Return the records that follow, matching each one exactly.

--- BEGIN MATERIAL FOR THIS EXERCISE ---

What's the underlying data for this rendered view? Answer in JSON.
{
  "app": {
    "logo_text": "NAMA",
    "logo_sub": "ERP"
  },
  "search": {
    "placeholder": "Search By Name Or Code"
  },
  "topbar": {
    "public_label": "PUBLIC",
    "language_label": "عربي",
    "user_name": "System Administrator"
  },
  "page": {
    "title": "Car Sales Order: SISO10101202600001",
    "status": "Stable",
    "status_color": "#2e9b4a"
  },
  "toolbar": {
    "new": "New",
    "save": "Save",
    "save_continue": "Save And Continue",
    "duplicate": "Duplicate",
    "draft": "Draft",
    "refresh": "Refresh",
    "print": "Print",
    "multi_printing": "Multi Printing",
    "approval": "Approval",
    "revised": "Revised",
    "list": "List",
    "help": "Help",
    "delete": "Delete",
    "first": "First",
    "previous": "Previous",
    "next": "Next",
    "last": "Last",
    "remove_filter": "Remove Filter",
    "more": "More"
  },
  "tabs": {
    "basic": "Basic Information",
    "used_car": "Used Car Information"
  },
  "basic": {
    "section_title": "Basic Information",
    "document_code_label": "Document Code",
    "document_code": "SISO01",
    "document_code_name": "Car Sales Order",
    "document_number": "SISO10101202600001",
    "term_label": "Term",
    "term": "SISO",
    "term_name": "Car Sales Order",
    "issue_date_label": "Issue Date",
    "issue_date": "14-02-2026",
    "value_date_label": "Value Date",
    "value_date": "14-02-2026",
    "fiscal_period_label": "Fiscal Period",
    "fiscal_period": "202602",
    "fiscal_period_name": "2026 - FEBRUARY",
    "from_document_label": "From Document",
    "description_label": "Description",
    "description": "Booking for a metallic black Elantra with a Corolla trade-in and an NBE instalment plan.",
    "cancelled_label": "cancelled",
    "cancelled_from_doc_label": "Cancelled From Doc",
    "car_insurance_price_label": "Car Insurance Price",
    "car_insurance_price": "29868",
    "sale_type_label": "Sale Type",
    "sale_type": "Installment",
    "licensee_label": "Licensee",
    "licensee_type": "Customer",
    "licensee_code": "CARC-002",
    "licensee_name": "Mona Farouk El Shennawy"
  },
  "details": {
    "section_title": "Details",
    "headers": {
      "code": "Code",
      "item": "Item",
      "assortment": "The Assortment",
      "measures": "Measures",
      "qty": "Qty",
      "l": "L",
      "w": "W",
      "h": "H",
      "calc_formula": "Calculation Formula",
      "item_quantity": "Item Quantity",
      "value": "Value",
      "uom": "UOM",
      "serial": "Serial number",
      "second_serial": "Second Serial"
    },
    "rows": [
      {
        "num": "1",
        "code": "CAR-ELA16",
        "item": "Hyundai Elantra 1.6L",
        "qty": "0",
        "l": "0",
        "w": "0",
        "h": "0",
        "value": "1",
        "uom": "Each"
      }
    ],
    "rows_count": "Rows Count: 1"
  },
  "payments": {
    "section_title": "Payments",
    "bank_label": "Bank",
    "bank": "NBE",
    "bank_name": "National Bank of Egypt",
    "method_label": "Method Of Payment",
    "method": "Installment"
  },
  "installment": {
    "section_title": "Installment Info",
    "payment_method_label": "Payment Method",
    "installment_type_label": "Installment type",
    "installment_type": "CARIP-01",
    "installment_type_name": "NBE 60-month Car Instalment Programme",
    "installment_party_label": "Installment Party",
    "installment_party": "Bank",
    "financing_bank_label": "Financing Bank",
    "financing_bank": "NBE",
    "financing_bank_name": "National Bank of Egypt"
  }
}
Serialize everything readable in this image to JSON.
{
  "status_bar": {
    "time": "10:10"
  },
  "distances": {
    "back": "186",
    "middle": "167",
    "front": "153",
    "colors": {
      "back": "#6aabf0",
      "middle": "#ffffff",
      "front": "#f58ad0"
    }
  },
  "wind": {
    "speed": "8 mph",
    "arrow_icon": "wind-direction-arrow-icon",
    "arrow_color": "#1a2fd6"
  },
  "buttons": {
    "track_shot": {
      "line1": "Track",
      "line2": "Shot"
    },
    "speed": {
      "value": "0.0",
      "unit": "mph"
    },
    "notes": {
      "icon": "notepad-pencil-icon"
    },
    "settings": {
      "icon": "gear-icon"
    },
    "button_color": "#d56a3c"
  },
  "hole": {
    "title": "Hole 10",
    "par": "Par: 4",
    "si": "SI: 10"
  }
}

--- END MATERIAL FOR THIS EXERCISE ---

▶ _RESPONSE BELOW_:
What's the underlying data for this rendered view? Answer in JSON.
{
  "app": {
    "logo_text": "NAMA",
    "logo_sub": "ERP"
  },
  "search": {
    "placeholder": "Search By Name Or Code"
  },
  "topbar": {
    "public_label": "PUBLIC",
    "language_label": "عربي",
    "user_name": "System Administrator"
  },
  "page": {
    "title": "Car Sales Order: SISO10101202600001",
    "status": "Stable",
    "status_color": "#2e9b4a"
  },
  "toolbar": {
    "new": "New",
    "save": "Save",
    "save_continue": "Save And Continue",
    "duplicate": "Duplicate",
    "draft": "Draft",
    "refresh": "Refresh",
    "print": "Print",
    "multi_printing": "Multi Printing",
    "approval": "Approval",
    "revised": "Revised",
    "list": "List",
    "help": "Help",
    "delete": "Delete",
    "first": "First",
    "previous": "Previous",
    "next": "Next",
    "last": "Last",
    "remove_filter": "Remove Filter",
    "more": "More"
  },
  "tabs": {
    "basic": "Basic Information",
    "used_car": "Used Car Information"
  },
  "basic": {
    "section_title": "Basic Information",
    "document_code_label": "Document Code",
    "document_code": "SISO01",
    "document_code_name": "Car Sales Order",
    "document_number": "SISO10101202600001",
    "term_label": "Term",
    "term": "SISO",
    "term_name": "Car Sales Order",
    "issue_date_label": "Issue Date",
    "issue_date": "14-02-2026",
    "value_date_label": "Value Date",
    "value_date": "14-02-2026",
    "fiscal_period_label": "Fiscal Period",
    "fiscal_period": "202602",
    "fiscal_period_name": "2026 - FEBRUARY",
    "from_document_label": "From Document",
    "description_label": "Description",
    "description": "Booking for a metallic black Elantra with a Corolla trade-in and an NBE instalment plan.",
    "cancelled_label": "cancelled",
    "cancelled_from_doc_label": "Cancelled From Doc",
    "car_insurance_price_label": "Car Insurance Price",
    "car_insurance_price": "29868",
    "sale_type_label": "Sale Type",
    "sale_type": "Installment",
    "licensee_label": "Licensee",
    "licensee_type": "Customer",
    "licensee_code": "CARC-002",
    "licensee_name": "Mona Farouk El Shennawy"
  },
  "details": {
    "section_title": "Details",
    "headers": {
      "code": "Code",
      "item": "Item",
      "assortment": "The Assortment",
      "measures": "Measures",
      "qty": "Qty",
      "l": "L",
      "w": "W",
      "h": "H",
      "calc_formula": "Calculation Formula",
      "item_quantity": "Item Quantity",
      "value": "Value",
      "uom": "UOM",
      "serial": "Serial number",
      "second_serial": "Second Serial"
    },
    "rows": [
      {
        "num": "1",
        "code": "CAR-ELA16",
        "item": "Hyundai Elantra 1.6L",
        "qty": "0",
        "l": "0",
        "w": "0",
        "h": "0",
        "value": "1",
        "uom": "Each"
      }
    ],
    "rows_count": "Rows Count: 1"
  },
  "payments": {
    "section_title": "Payments",
    "bank_label": "Bank",
    "bank": "NBE",
    "bank_name": "National Bank of Egypt",
    "method_label": "Method Of Payment",
    "method": "Installment"
  },
  "installment": {
    "section_title": "Installment Info",
    "payment_method_label": "Payment Method",
    "installment_type_label": "Installment type",
    "installment_type": "CARIP-01",
    "installment_type_name": "NBE 60-month Car Instalment Programme",
    "installment_party_label": "Installment Party",
    "installment_party": "Bank",
    "financing_bank_label": "Financing Bank",
    "financing_bank": "NBE",
    "financing_bank_name": "National Bank of Egypt"
  }
}
Serialize everything readable in this image to JSON.
{
  "status_bar": {
    "time": "10:10"
  },
  "distances": {
    "back": "186",
    "middle": "167",
    "front": "153",
    "colors": {
      "back": "#6aabf0",
      "middle": "#ffffff",
      "front": "#f58ad0"
    }
  },
  "wind": {
    "speed": "8 mph",
    "arrow_icon": "wind-direction-arrow-icon",
    "arrow_color": "#1a2fd6"
  },
  "buttons": {
    "track_shot": {
      "line1": "Track",
      "line2": "Shot"
    },
    "speed": {
      "value": "0.0",
      "unit": "mph"
    },
    "notes": {
      "icon": "notepad-pencil-icon"
    },
    "settings": {
      "icon": "gear-icon"
    },
    "button_color": "#d56a3c"
  },
  "hole": {
    "title": "Hole 10",
    "par": "Par: 4",
    "si": "SI: 10"
  }
}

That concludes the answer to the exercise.